▶ **Your instructions**:
Extract the entries in their exact form.

▶ **Raw records**:
....

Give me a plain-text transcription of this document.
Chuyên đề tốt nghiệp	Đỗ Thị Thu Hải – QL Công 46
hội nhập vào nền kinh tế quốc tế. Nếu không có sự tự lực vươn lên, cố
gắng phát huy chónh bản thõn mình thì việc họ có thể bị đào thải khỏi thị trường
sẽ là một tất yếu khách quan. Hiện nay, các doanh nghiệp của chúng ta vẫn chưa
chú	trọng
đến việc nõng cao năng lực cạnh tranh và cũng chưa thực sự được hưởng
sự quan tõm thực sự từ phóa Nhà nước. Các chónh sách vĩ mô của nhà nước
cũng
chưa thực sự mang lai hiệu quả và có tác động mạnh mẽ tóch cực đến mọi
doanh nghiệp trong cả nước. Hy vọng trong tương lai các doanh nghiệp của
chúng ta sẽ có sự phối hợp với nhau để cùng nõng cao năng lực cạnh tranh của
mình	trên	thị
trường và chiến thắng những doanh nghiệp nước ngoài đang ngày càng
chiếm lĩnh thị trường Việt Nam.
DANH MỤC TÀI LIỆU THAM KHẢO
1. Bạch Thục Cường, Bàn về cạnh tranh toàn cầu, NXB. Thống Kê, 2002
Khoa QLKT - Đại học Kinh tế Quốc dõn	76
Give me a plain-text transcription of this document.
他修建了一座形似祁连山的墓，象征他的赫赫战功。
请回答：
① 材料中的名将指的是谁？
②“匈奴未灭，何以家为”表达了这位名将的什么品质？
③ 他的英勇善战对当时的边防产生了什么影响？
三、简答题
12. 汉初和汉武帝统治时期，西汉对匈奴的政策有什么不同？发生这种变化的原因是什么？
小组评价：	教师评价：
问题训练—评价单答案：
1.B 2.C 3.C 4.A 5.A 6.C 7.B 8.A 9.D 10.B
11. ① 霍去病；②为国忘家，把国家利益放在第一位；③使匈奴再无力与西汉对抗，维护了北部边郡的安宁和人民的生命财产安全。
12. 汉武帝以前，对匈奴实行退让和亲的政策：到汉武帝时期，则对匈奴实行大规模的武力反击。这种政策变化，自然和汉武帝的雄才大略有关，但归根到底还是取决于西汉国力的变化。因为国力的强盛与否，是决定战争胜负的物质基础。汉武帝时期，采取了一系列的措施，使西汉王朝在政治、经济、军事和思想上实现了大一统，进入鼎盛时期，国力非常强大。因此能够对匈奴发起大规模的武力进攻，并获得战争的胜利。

....

▶ **Complete answer**:
Give me a plain-text transcription of this document.
Chuyên đề tốt nghiệp	Đỗ Thị Thu Hải – QL Công 46
hội nhập vào nền kinh tế quốc tế. Nếu không có sự tự lực vươn lên, cố
gắng phát huy chónh bản thõn mình thì việc họ có thể bị đào thải khỏi thị trường
sẽ là một tất yếu khách quan. Hiện nay, các doanh nghiệp của chúng ta vẫn chưa
chú	trọng
đến việc nõng cao năng lực cạnh tranh và cũng chưa thực sự được hưởng
sự quan tõm thực sự từ phóa Nhà nước. Các chónh sách vĩ mô của nhà nước
cũng
chưa thực sự mang lai hiệu quả và có tác động mạnh mẽ tóch cực đến mọi
doanh nghiệp trong cả nước. Hy vọng trong tương lai các doanh nghiệp của
chúng ta sẽ có sự phối hợp với nhau để cùng nõng cao năng lực cạnh tranh của
mình	trên	thị
trường và chiến thắng những doanh nghiệp nước ngoài đang ngày càng
chiếm lĩnh thị trường Việt Nam.
DANH MỤC TÀI LIỆU THAM KHẢO
1. Bạch Thục Cường, Bàn về cạnh tranh toàn cầu, NXB. Thống Kê, 2002
Khoa QLKT - Đại học Kinh tế Quốc dõn	76
Give me a plain-text transcription of this document.
他修建了一座形似祁连山的墓，象征他的赫赫战功。
请回答：
① 材料中的名将指的是谁？
②“匈奴未灭，何以家为”表达了这位名将的什么品质？
③ 他的英勇善战对当时的边防产生了什么影响？
三、简答题
12. 汉初和汉武帝统治时期，西汉对匈奴的政策有什么不同？发生这种变化的原因是什么？
小组评价：	教师评价：
问题训练—评价单答案：
1.B 2.C 3.C 4.A 5.A 6.C 7.B 8.A 9.D 10.B
11. ① 霍去病；②为国忘家，把国家利益放在第一位；③使匈奴再无力与西汉对抗，维护了北部边郡的安宁和人民的生命财产安全。
12. 汉武帝以前，对匈奴实行退让和亲的政策：到汉武帝时期，则对匈奴实行大规模的武力反击。这种政策变化，自然和汉武帝的雄才大略有关，但归根到底还是取决于西汉国力的变化。因为国力的强盛与否，是决定战争胜负的物质基础。汉武帝时期，采取了一系列的措施，使西汉王朝在政治、经济、军事和思想上实现了大一统，进入鼎盛时期，国力非常强大。因此能够对匈奴发起大规模的武力进攻，并获得战争的胜利。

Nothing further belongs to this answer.